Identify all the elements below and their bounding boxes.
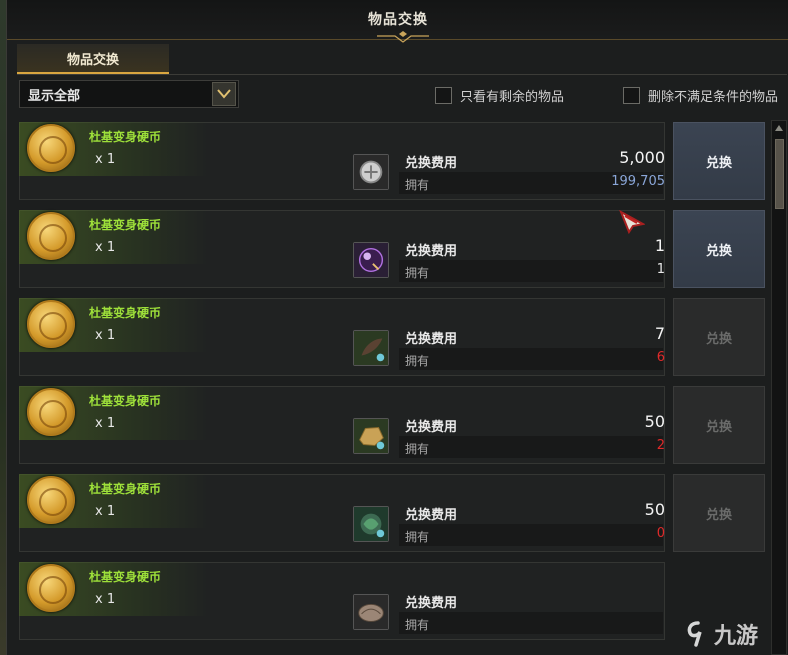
transformation-coin-icon[interactable] (27, 476, 75, 524)
exchange-row: 杜基变身硬币 x 1 兑换费用 50 拥有 2 兑换 (17, 382, 765, 464)
reward-item-name: 杜基变身硬币 (89, 482, 162, 496)
checkbox-box[interactable] (435, 87, 452, 104)
transformation-coin-icon[interactable] (27, 388, 75, 436)
transformation-coin-icon[interactable] (27, 124, 75, 172)
exchange-button[interactable]: 兑换 (673, 386, 765, 464)
reward-item-name: 杜基变身硬币 (89, 218, 162, 232)
reward-quantity: x 1 (95, 240, 116, 255)
remove-unmet-checkbox[interactable]: 删除不满足条件的物品 (623, 86, 778, 105)
owned-label: 拥有 (405, 530, 430, 544)
reward-quantity: x 1 (95, 504, 116, 519)
cost-value: 7 (654, 324, 665, 343)
scroll-thumb[interactable] (775, 139, 784, 209)
owned-label: 拥有 (405, 354, 430, 368)
reward-quantity: x 1 (95, 152, 116, 167)
cost-label: 兑换费用 (405, 332, 458, 347)
herb-material-icon[interactable] (353, 506, 389, 542)
ore-material-icon[interactable] (353, 418, 389, 454)
reward-quantity: x 1 (95, 416, 116, 431)
silver-coin-icon[interactable] (353, 154, 389, 190)
transformation-coin-icon[interactable] (27, 212, 75, 260)
title-bar[interactable]: 物品交换 (7, 0, 788, 43)
filter-dropdown-value: 显示全部 (28, 88, 81, 104)
reward-quantity: x 1 (95, 592, 116, 607)
exchange-button[interactable]: 兑换 (673, 474, 765, 552)
dark-orb-icon[interactable] (353, 242, 389, 278)
owned-value: 0 (656, 526, 665, 541)
cost-label: 兑换费用 (405, 508, 458, 523)
exchange-list: 杜基变身硬币 x 1 兑换费用 5,000 拥有 199,705 兑换 杜基变身硬币 x 1 兑换… (17, 118, 765, 655)
title-ornament-icon (377, 31, 429, 43)
checkbox-label: 删除不满足条件的物品 (648, 90, 779, 105)
owned-value: 2 (656, 438, 665, 453)
feather-material-icon[interactable] (353, 330, 389, 366)
exchange-button[interactable]: 兑换 (673, 122, 765, 200)
cost-label: 兑换费用 (405, 596, 458, 611)
watermark-text: 九游 (714, 624, 759, 649)
scrollbar[interactable] (771, 120, 787, 655)
tab-item-exchange[interactable]: 物品交换 (17, 44, 169, 74)
owned-label: 拥有 (405, 178, 430, 192)
reward-item-name: 杜基变身硬币 (89, 306, 162, 320)
reward-item-name: 杜基变身硬币 (89, 394, 162, 408)
cost-value: 50 (644, 500, 665, 519)
owned-label: 拥有 (405, 442, 430, 456)
owned-bar (399, 612, 663, 634)
cost-label: 兑换费用 (405, 244, 458, 259)
exchange-row: 杜基变身硬币 x 1 兑换费用拥有 (17, 558, 765, 640)
owned-label: 拥有 (405, 618, 430, 632)
exchange-button[interactable]: 兑换 (673, 210, 765, 288)
exchange-row: 杜基变身硬币 x 1 兑换费用 5,000 拥有 199,705 兑换 (17, 118, 765, 200)
exchange-button[interactable]: 兑换 (673, 298, 765, 376)
exchange-row: 杜基变身硬币 x 1 兑换费用 7 拥有 6 兑换 (17, 294, 765, 376)
owned-value: 199,705 (611, 174, 665, 189)
exchange-window: 物品交换 物品交换 显示全部 只看有剩余的物品 删除不满足条件的物品 杜基变身硬… (6, 0, 788, 655)
reward-quantity: x 1 (95, 328, 116, 343)
transformation-coin-icon[interactable] (27, 564, 75, 612)
cost-value: 5,000 (619, 148, 665, 167)
window-title: 物品交换 (368, 12, 428, 28)
exchange-row: 杜基变身硬币 x 1 兑换费用 1 拥有 1 兑换 (17, 206, 765, 288)
reward-item-name: 杜基变身硬币 (89, 130, 162, 144)
checkbox-box[interactable] (623, 87, 640, 104)
owned-label: 拥有 (405, 266, 430, 280)
watermark: 九游 (686, 618, 758, 650)
shell-material-icon[interactable] (353, 594, 389, 630)
filter-dropdown[interactable]: 显示全部 (19, 80, 239, 108)
cost-value: 50 (644, 412, 665, 431)
checkbox-label: 只看有剩余的物品 (460, 90, 565, 105)
exchange-row: 杜基变身硬币 x 1 兑换费用 50 拥有 0 兑换 (17, 470, 765, 552)
tab-divider (17, 74, 787, 75)
transformation-coin-icon[interactable] (27, 300, 75, 348)
reward-item-name: 杜基变身硬币 (89, 570, 162, 584)
owned-value: 6 (656, 350, 665, 365)
watermark-logo-icon (687, 621, 702, 647)
mouse-cursor-icon (619, 210, 645, 234)
cost-label: 兑换费用 (405, 420, 458, 435)
cost-label: 兑换费用 (405, 156, 458, 171)
cost-value: 1 (654, 236, 665, 255)
show-remaining-checkbox[interactable]: 只看有剩余的物品 (435, 86, 564, 105)
scroll-up-icon[interactable] (774, 123, 784, 133)
owned-value: 1 (656, 262, 665, 277)
chevron-down-icon[interactable] (212, 82, 236, 106)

· · · · ·

## WHAT NEEDS TO BE DONE
Swap "exchange-row" for "trade-row" in the entries from the line with "transformation-coin-icon[interactable] (27, 476, 75, 524)" up to and including the line with "transformation-coin-icon[interactable] (27, 124, 75, 172)", and give only those lines with nothing else altered.

## RESPONSE TO THIS TASK
transformation-coin-icon[interactable] (27, 476, 75, 524)
trade-row: 杜基变身硬币 x 1 兑换费用 50 拥有 2 兑换 (17, 382, 765, 464)
reward-item-name: 杜基变身硬币 (89, 482, 162, 496)
checkbox-box[interactable] (435, 87, 452, 104)
transformation-coin-icon[interactable] (27, 388, 75, 436)
transformation-coin-icon[interactable] (27, 124, 75, 172)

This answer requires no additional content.